> [To be done] What follows is a set of records; repeat all of them exactly.

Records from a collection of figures
= = = = = = =

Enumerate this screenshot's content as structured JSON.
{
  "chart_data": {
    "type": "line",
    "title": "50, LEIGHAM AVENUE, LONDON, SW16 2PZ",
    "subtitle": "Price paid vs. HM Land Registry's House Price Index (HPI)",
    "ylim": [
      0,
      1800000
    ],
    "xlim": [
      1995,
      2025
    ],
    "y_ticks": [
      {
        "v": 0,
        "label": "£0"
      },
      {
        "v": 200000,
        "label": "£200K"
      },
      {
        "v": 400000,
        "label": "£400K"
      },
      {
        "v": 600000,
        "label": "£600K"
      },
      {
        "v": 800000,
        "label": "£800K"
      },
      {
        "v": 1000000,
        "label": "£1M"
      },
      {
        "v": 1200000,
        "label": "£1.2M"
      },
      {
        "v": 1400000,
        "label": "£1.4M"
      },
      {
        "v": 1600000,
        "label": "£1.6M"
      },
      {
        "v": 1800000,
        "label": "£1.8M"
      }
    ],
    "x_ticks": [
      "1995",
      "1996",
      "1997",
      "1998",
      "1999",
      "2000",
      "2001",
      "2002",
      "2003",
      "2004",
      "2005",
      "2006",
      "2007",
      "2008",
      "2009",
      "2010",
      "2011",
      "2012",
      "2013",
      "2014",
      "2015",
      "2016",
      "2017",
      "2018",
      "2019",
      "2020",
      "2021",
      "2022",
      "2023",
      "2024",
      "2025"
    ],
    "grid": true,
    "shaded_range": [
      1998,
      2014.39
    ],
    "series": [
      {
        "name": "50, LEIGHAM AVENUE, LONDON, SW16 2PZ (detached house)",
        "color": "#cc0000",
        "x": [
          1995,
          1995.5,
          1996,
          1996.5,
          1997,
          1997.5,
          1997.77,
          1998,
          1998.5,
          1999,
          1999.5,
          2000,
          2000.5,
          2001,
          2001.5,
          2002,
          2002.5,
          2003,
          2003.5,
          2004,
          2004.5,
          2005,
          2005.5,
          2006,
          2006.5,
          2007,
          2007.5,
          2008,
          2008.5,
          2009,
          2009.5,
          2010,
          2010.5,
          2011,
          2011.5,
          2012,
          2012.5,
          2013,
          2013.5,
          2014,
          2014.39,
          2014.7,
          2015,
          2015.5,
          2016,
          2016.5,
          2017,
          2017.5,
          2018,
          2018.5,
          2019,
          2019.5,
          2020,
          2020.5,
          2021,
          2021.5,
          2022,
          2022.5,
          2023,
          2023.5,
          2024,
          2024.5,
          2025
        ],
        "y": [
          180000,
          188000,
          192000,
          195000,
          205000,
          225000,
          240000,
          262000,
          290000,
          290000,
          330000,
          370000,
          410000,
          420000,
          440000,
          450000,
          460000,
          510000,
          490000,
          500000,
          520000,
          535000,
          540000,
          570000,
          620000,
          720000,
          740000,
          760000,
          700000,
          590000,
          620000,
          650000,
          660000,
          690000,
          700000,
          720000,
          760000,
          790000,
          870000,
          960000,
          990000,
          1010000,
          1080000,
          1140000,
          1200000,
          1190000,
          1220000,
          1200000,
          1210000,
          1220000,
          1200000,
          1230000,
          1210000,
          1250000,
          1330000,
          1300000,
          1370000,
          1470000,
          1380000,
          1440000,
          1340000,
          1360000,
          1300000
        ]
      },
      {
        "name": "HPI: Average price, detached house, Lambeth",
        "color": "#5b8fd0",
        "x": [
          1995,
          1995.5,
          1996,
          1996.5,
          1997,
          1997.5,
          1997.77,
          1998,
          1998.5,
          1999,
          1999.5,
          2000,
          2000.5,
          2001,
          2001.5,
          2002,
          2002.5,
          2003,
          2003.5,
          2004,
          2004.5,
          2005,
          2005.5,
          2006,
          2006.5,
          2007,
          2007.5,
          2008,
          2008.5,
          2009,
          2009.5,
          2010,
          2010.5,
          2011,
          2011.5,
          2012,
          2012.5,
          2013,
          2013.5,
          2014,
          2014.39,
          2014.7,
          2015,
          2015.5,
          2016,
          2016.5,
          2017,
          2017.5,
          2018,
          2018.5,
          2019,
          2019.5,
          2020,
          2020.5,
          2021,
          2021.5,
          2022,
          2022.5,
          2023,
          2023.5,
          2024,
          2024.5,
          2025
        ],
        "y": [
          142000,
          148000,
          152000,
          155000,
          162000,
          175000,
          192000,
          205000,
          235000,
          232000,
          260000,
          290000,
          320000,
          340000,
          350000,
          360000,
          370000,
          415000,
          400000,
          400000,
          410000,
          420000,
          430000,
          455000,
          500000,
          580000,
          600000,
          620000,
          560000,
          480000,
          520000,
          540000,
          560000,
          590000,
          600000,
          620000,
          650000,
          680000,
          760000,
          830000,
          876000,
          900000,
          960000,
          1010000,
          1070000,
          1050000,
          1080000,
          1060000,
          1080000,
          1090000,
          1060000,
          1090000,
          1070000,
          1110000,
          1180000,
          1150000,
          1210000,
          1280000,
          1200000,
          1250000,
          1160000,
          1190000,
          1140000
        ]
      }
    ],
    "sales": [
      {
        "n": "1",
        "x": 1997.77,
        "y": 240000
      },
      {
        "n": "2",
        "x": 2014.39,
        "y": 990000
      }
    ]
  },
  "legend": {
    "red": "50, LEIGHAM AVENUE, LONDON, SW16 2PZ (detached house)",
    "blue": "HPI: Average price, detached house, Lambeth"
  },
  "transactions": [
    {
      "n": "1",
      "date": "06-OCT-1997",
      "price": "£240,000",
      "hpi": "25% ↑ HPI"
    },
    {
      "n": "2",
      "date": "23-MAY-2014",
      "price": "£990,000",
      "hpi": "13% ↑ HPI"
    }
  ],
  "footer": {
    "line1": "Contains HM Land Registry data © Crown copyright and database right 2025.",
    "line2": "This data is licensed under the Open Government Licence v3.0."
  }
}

= = = = = = =

> [Written answer]
Enumerate this screenshot's content as structured JSON.
{
  "chart_data": {
    "type": "line",
    "title": "50, LEIGHAM AVENUE, LONDON, SW16 2PZ",
    "subtitle": "Price paid vs. HM Land Registry's House Price Index (HPI)",
    "ylim": [
      0,
      1800000
    ],
    "xlim": [
      1995,
      2025
    ],
    "y_ticks": [
      {
        "v": 0,
        "label": "£0"
      },
      {
        "v": 200000,
        "label": "£200K"
      },
      {
        "v": 400000,
        "label": "£400K"
      },
      {
        "v": 600000,
        "label": "£600K"
      },
      {
        "v": 800000,
        "label": "£800K"
      },
      {
        "v": 1000000,
        "label": "£1M"
      },
      {
        "v": 1200000,
        "label": "£1.2M"
      },
      {
        "v": 1400000,
        "label": "£1.4M"
      },
      {
        "v": 1600000,
        "label": "£1.6M"
      },
      {
        "v": 1800000,
        "label": "£1.8M"
      }
    ],
    "x_ticks": [
      "1995",
      "1996",
      "1997",
      "1998",
      "1999",
      "2000",
      "2001",
      "2002",
      "2003",
      "2004",
      "2005",
      "2006",
      "2007",
      "2008",
      "2009",
      "2010",
      "2011",
      "2012",
      "2013",
      "2014",
      "2015",
      "2016",
      "2017",
      "2018",
      "2019",
      "2020",
      "2021",
      "2022",
      "2023",
      "2024",
      "2025"
    ],
    "grid": true,
    "shaded_range": [
      1998,
      2014.39
    ],
    "series": [
      {
        "name": "50, LEIGHAM AVENUE, LONDON, SW16 2PZ (detached house)",
        "color": "#cc0000",
        "x": [
          1995,
          1995.5,
          1996,
          1996.5,
          1997,
          1997.5,
          1997.77,
          1998,
          1998.5,
          1999,
          1999.5,
          2000,
          2000.5,
          2001,
          2001.5,
          2002,
          2002.5,
          2003,
          2003.5,
          2004,
          2004.5,
          2005,
          2005.5,
          2006,
          2006.5,
          2007,
          2007.5,
          2008,
          2008.5,
          2009,
          2009.5,
          2010,
          2010.5,
          2011,
          2011.5,
          2012,
          2012.5,
          2013,
          2013.5,
          2014,
          2014.39,
          2014.7,
          2015,
          2015.5,
          2016,
          2016.5,
          2017,
          2017.5,
          2018,
          2018.5,
          2019,
          2019.5,
          2020,
          2020.5,
          2021,
          2021.5,
          2022,
          2022.5,
          2023,
          2023.5,
          2024,
          2024.5,
          2025
        ],
        "y": [
          180000,
          188000,
          192000,
          195000,
          205000,
          225000,
          240000,
          262000,
          290000,
          290000,
          330000,
          370000,
          410000,
          420000,
          440000,
          450000,
          460000,
          510000,
          490000,
          500000,
          520000,
          535000,
          540000,
          570000,
          620000,
          720000,
          740000,
          760000,
          700000,
          590000,
          620000,
          650000,
          660000,
          690000,
          700000,
          720000,
          760000,
          790000,
          870000,
          960000,
          990000,
          1010000,
          1080000,
          1140000,
          1200000,
          1190000,
          1220000,
          1200000,
          1210000,
          1220000,
          1200000,
          1230000,
          1210000,
          1250000,
          1330000,
          1300000,
          1370000,
          1470000,
          1380000,
          1440000,
          1340000,
          1360000,
          1300000
        ]
      },
      {
        "name": "HPI: Average price, detached house, Lambeth",
        "color": "#5b8fd0",
        "x": [
          1995,
          1995.5,
          1996,
          1996.5,
          1997,
          1997.5,
          1997.77,
          1998,
          1998.5,
          1999,
          1999.5,
          2000,
          2000.5,
          2001,
          2001.5,
          2002,
          2002.5,
          2003,
          2003.5,
          2004,
          2004.5,
          2005,
          2005.5,
          2006,
          2006.5,
          2007,
          2007.5,
          2008,
          2008.5,
          2009,
          2009.5,
          2010,
          2010.5,
          2011,
          2011.5,
          2012,
          2012.5,
          2013,
          2013.5,
          2014,
          2014.39,
          2014.7,
          2015,
          2015.5,
          2016,
          2016.5,
          2017,
          2017.5,
          2018,
          2018.5,
          2019,
          2019.5,
          2020,
          2020.5,
          2021,
          2021.5,
          2022,
          2022.5,
          2023,
          2023.5,
          2024,
          2024.5,
          2025
        ],
        "y": [
          142000,
          148000,
          152000,
          155000,
          162000,
          175000,
          192000,
          205000,
          235000,
          232000,
          260000,
          290000,
          320000,
          340000,
          350000,
          360000,
          370000,
          415000,
          400000,
          400000,
          410000,
          420000,
          430000,
          455000,
          500000,
          580000,
          600000,
          620000,
          560000,
          480000,
          520000,
          540000,
          560000,
          590000,
          600000,
          620000,
          650000,
          680000,
          760000,
          830000,
          876000,
          900000,
          960000,
          1010000,
          1070000,
          1050000,
          1080000,
          1060000,
          1080000,
          1090000,
          1060000,
          1090000,
          1070000,
          1110000,
          1180000,
          1150000,
          1210000,
          1280000,
          1200000,
          1250000,
          1160000,
          1190000,
          1140000
        ]
      }
    ],
    "sales": [
      {
        "n": "1",
        "x": 1997.77,
        "y": 240000
      },
      {
        "n": "2",
        "x": 2014.39,
        "y": 990000
      }
    ]
  },
  "legend": {
    "red": "50, LEIGHAM AVENUE, LONDON, SW16 2PZ (detached house)",
    "blue": "HPI: Average price, detached house, Lambeth"
  },
  "transactions": [
    {
      "n": "1",
      "date": "06-OCT-1997",
      "price": "£240,000",
      "hpi": "25% ↑ HPI"
    },
    {
      "n": "2",
      "date": "23-MAY-2014",
      "price": "£990,000",
      "hpi": "13% ↑ HPI"
    }
  ],
  "footer": {
    "line1": "Contains HM Land Registry data © Crown copyright and database right 2025.",
    "line2": "This data is licensed under the Open Government Licence v3.0."
  }
}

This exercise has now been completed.